**GIVEN RECORDS:**
----

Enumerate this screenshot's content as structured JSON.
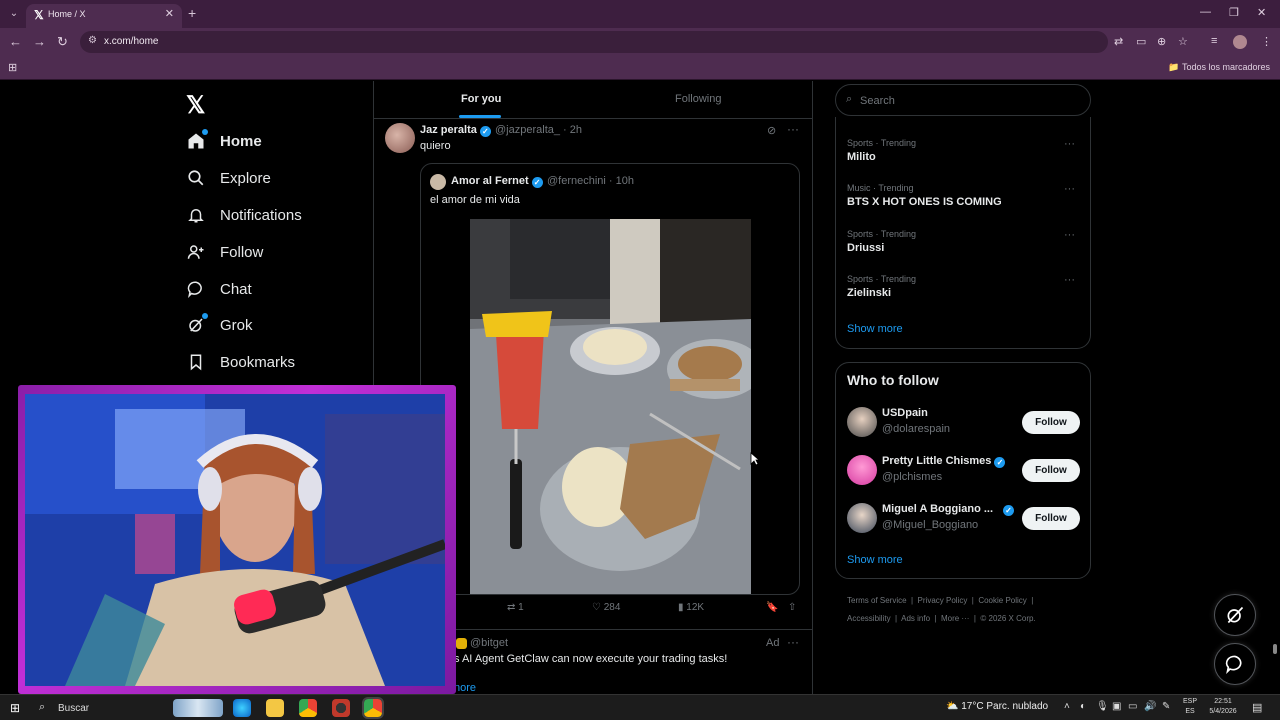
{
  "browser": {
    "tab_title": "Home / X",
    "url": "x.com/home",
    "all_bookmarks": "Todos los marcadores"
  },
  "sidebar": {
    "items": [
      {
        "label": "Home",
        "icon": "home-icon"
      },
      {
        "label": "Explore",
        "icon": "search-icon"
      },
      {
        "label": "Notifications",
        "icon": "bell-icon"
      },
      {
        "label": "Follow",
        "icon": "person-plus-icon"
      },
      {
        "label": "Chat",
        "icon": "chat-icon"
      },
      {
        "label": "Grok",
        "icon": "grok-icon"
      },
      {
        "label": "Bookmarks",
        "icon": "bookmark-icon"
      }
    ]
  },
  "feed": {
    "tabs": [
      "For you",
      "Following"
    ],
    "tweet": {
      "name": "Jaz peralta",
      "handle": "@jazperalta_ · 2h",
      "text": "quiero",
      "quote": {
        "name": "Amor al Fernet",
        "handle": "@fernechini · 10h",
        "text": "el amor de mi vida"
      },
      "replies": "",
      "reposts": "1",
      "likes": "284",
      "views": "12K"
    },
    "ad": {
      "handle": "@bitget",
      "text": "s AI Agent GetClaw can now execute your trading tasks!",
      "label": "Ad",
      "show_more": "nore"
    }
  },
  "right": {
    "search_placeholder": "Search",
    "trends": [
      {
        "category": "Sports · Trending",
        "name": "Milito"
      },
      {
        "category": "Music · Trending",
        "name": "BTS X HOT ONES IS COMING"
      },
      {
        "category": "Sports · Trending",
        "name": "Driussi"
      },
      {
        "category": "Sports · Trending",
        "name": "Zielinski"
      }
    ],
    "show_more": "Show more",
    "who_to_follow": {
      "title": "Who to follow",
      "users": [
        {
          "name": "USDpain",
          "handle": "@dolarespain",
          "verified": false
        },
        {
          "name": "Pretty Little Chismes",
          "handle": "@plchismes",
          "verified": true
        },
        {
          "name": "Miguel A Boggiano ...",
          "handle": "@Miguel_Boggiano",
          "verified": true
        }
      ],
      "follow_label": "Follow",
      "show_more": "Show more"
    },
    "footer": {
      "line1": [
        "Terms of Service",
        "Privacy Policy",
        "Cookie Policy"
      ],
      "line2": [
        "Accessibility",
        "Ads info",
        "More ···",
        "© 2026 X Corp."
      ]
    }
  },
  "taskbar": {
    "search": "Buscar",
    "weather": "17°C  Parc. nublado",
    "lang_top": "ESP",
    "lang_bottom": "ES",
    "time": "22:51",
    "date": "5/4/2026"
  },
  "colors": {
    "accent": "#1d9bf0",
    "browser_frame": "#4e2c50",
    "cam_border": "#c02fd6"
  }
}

----

**WORK INSTRUCTIONS:**
Using the listing above, work out how many of its lines include "handle", and give only the result.

**ANSWER TO THIS PROBLEM:**
6